**What the task requires:** Count how many lines hold the string "Париже". Give that number alone.

(Stored entries)

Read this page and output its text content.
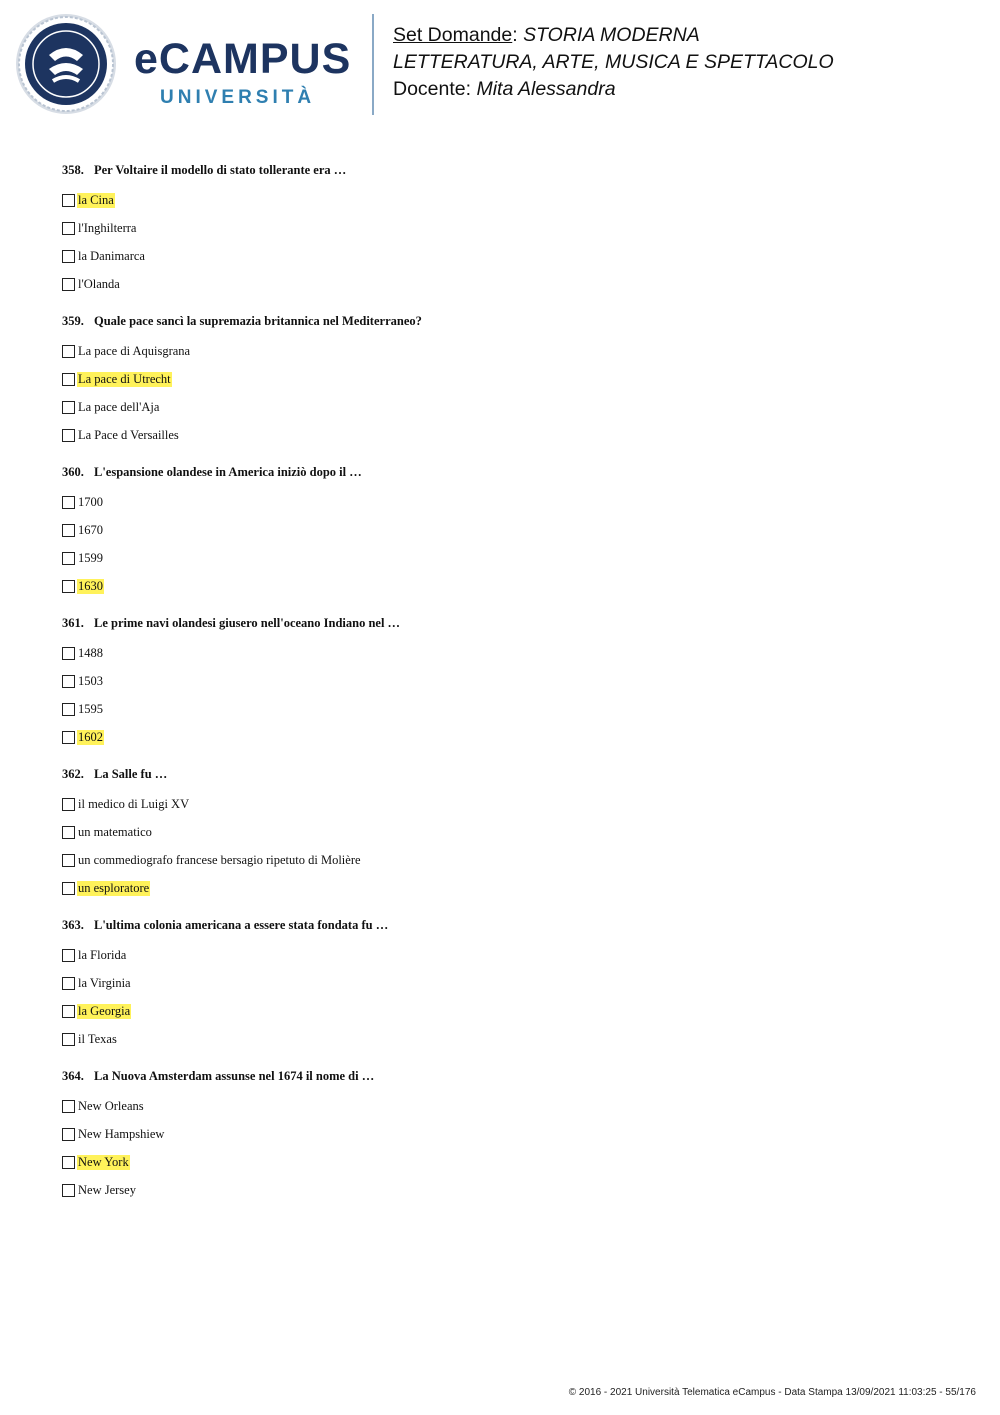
eCAMPUS
UNIVERSITÀ
Set Domande: STORIA MODERNA
LETTERATURA, ARTE, MUSICA E SPETTACOLO
Docente: Mita Alessandra
358. Per Voltaire il modello di stato tollerante era …
la Cina
l'Inghilterra
la Danimarca
l'Olanda
359. Quale pace sancì la supremazia britannica nel Mediterraneo?
La pace di Aquisgrana
La pace di Utrecht
La pace dell'Aja
La Pace d Versailles
360. L'espansione olandese in America iniziò dopo il …
1700
1670
1599
1630
361. Le prime navi olandesi giusero nell'oceano Indiano nel …
1488
1503
1595
1602
362. La Salle fu …
il medico di Luigi XV
un matematico
un commediografo francese bersagio ripetuto di Molière
un esploratore
363. L'ultima colonia americana a essere stata fondata fu …
la Florida
la Virginia
la Georgia
il Texas
364. La Nuova Amsterdam assunse nel 1674 il nome di …
New Orleans
New Hampshiew
New York
New Jersey
© 2016 - 2021 Università Telematica eCampus - Data Stampa 13/09/2021 11:03:25 - 55/176
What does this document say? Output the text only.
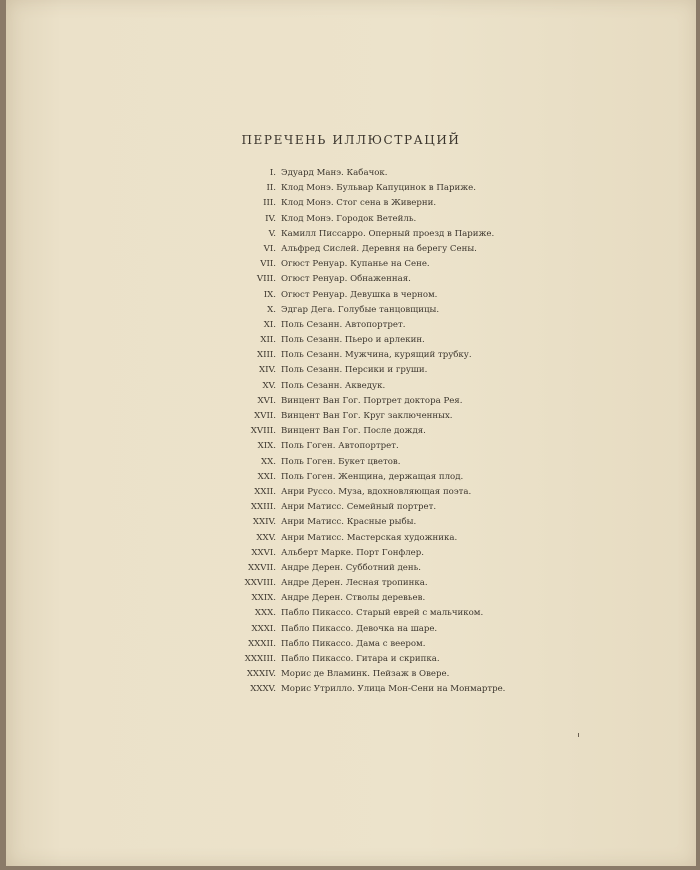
ПЕРЕЧЕНЬ ИЛЛЮСТРАЦИЙ
I. Эдуард Манэ. Кабачок.
II. Клод Монэ. Бульвар Капуцинок в Париже.
III. Клод Монэ. Стог сена в Живерни.
IV. Клод Монэ. Городок Ветейль.
V. Камилл Писсарро. Оперный проезд в Париже.
VI. Альфред Сислей. Деревня на берегу Сены.
VII. Огюст Ренуар. Купанье на Сене.
VIII. Огюст Ренуар. Обнаженная.
IX. Огюст Ренуар. Девушка в черном.
X. Эдгар Дега. Голубые танцовщицы.
XI. Поль Сезанн. Автопортрет.
XII. Поль Сезанн. Пьеро и арлекин.
XIII. Поль Сезанн. Мужчина, курящий трубку.
XIV. Поль Сезанн. Персики и груши.
XV. Поль Сезанн. Акведук.
XVI. Винцент Ван Гог. Портрет доктора Рея.
XVII. Винцент Ван Гог. Круг заключенных.
XVIII. Винцент Ван Гог. После дождя.
XIX. Поль Гоген. Автопортрет.
XX. Поль Гоген. Букет цветов.
XXI. Поль Гоген. Женщина, держащая плод.
XXII. Анри Руссо. Муза, вдохновляющая поэта.
XXIII. Анри Матисс. Семейный портрет.
XXIV. Анри Матисс. Красные рыбы.
XXV. Анри Матисс. Мастерская художника.
XXVI. Альберт Марке. Порт Гонфлер.
XXVII. Андре Дерен. Субботний день.
XXVIII. Андре Дерен. Лесная тропинка.
XXIX. Андре Дерен. Стволы деревьев.
XXX. Пабло Пикассо. Старый еврей с мальчиком.
XXXI. Пабло Пикассо. Девочка на шаре.
XXXII. Пабло Пикассо. Дама с веером.
XXXIII. Пабло Пикассо. Гитара и скрипка.
XXXIV. Морис де Вламинк. Пейзаж в Овере.
XXXV. Морис Утрилло. Улица Мон-Сени на Монмартре.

**Correct answer:** 2